Work to do:
Work out how many lines of the listing hold the string "name", then answer with that number and nothing else.

Data for this exercise:
<<<<

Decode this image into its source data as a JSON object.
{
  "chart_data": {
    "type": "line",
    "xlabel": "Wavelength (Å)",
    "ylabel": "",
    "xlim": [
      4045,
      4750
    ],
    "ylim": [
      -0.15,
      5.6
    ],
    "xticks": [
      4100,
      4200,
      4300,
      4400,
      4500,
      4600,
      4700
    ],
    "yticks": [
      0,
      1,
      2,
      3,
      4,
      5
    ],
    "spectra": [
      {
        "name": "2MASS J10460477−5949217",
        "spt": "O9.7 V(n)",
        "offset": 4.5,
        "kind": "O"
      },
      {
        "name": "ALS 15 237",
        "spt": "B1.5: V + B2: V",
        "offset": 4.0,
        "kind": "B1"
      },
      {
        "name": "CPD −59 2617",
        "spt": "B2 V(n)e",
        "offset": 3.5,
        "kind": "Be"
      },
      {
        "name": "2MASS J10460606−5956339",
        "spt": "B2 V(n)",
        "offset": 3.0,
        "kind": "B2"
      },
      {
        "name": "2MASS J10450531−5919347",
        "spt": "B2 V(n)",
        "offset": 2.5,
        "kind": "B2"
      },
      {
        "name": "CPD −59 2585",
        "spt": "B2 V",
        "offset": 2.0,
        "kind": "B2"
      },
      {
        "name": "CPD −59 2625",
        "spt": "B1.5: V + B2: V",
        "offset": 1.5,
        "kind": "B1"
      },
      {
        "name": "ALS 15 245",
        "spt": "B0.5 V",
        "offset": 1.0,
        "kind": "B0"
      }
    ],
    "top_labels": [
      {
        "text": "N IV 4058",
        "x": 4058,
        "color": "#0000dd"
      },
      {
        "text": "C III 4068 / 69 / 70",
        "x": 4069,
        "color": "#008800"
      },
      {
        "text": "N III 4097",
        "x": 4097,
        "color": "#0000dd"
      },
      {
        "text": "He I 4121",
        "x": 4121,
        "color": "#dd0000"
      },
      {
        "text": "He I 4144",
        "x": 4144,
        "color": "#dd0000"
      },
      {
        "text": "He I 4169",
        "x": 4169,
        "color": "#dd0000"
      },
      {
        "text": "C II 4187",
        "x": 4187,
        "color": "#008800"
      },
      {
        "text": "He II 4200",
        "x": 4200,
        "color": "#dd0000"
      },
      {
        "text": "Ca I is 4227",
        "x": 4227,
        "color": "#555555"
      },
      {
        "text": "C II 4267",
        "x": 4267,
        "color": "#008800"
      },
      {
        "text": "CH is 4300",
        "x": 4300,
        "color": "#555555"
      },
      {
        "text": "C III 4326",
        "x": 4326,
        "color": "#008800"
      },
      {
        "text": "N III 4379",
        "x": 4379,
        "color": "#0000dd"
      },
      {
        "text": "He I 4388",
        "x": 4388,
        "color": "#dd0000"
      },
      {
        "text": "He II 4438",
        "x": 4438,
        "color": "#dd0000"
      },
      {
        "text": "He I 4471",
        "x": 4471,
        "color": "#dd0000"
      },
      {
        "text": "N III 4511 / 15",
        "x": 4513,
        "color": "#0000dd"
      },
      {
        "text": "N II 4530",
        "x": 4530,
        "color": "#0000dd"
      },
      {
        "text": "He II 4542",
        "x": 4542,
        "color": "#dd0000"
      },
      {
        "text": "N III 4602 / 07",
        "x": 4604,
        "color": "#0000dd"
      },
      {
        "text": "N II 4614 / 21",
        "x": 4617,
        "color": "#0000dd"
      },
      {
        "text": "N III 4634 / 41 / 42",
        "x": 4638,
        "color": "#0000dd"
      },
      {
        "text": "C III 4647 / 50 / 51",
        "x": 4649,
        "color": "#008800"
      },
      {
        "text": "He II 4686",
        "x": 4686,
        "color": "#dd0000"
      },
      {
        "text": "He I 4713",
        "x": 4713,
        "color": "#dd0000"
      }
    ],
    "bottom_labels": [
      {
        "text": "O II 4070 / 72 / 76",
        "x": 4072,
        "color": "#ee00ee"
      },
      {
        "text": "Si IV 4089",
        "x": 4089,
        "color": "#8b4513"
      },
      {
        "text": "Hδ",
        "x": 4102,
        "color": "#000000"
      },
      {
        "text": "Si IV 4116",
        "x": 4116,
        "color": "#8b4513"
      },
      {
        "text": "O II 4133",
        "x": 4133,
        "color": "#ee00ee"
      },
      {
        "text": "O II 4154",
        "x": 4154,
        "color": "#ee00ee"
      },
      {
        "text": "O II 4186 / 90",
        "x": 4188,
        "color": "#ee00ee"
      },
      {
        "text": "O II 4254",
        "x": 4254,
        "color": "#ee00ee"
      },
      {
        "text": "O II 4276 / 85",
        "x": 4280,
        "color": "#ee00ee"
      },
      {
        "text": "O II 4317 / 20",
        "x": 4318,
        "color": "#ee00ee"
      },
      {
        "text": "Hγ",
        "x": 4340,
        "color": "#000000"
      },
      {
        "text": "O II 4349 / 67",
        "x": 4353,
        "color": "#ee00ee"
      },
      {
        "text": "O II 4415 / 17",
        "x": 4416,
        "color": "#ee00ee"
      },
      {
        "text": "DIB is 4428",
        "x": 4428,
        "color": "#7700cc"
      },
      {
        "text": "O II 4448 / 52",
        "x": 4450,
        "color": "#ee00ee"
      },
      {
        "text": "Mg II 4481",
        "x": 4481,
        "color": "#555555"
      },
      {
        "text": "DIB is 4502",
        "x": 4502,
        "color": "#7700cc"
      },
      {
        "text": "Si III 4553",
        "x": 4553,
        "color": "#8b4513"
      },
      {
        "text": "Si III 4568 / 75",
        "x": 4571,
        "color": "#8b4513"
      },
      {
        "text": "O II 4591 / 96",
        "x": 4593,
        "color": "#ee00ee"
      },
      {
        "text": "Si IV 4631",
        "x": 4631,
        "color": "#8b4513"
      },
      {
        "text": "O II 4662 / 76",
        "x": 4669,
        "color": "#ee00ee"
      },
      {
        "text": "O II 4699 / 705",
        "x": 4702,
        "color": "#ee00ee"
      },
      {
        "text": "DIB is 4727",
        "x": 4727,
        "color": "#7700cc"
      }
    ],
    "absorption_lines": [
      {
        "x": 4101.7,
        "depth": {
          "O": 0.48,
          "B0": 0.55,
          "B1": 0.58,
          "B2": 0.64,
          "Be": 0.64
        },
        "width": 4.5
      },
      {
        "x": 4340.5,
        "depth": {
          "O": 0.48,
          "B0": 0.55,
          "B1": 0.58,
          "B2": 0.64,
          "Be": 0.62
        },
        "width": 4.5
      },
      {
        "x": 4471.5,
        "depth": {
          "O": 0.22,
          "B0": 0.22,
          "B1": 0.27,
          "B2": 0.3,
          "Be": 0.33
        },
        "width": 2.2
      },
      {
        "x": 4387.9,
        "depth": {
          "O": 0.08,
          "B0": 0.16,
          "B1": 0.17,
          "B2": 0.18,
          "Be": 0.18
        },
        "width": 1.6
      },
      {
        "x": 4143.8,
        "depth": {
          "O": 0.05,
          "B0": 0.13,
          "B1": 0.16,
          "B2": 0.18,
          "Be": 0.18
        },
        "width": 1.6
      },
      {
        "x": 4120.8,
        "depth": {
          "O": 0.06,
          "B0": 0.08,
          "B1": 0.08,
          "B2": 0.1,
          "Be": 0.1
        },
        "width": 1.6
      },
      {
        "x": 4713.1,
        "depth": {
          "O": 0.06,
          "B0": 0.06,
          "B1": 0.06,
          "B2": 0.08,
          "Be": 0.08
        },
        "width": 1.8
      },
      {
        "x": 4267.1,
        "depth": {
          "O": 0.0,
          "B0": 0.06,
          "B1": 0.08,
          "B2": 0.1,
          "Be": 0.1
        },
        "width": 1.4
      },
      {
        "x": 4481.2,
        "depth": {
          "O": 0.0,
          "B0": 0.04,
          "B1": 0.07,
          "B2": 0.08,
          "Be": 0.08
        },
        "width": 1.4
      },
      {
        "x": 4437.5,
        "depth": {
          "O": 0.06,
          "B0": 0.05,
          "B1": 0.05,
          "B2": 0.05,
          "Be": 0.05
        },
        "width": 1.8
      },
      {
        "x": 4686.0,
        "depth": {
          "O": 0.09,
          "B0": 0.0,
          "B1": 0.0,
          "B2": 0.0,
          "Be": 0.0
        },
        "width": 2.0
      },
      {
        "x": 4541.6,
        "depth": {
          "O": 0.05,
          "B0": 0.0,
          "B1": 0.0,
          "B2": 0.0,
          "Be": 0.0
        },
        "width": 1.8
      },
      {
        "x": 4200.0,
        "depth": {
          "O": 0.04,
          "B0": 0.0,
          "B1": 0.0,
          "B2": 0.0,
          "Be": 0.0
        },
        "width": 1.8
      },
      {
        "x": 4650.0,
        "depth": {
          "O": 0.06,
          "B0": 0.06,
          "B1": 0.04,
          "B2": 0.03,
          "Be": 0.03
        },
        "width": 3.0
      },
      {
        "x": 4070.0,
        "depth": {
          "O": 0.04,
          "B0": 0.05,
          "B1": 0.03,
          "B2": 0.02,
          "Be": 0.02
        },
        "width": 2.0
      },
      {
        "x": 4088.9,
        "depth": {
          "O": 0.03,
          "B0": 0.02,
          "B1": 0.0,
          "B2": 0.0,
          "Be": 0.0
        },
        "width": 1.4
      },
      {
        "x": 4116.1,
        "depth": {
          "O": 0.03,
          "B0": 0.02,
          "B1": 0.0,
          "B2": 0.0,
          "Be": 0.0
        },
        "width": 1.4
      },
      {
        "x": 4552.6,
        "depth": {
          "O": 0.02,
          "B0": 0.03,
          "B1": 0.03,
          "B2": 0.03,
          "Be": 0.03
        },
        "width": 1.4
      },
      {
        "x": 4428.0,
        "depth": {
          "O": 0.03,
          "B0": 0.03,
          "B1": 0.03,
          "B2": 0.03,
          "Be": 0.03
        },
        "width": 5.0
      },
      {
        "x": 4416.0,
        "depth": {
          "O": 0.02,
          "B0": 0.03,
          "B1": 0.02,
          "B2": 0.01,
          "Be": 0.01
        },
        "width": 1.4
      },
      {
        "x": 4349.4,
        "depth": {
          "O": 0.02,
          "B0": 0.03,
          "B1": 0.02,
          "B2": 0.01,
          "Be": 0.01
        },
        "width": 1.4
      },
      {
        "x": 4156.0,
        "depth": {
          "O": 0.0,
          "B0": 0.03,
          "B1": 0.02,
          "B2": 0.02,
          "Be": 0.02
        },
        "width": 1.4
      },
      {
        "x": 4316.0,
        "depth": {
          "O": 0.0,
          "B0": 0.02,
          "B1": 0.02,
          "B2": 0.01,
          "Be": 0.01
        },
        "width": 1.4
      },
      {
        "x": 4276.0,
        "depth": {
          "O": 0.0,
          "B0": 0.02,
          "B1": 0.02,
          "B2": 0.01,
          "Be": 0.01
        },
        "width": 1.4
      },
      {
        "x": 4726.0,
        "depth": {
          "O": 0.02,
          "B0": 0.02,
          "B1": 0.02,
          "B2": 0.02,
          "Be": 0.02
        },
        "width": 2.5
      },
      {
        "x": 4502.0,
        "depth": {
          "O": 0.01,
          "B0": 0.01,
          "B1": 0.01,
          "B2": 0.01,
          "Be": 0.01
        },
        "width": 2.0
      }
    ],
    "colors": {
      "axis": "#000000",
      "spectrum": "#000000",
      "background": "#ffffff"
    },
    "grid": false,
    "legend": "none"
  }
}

>>>>

Output below:
8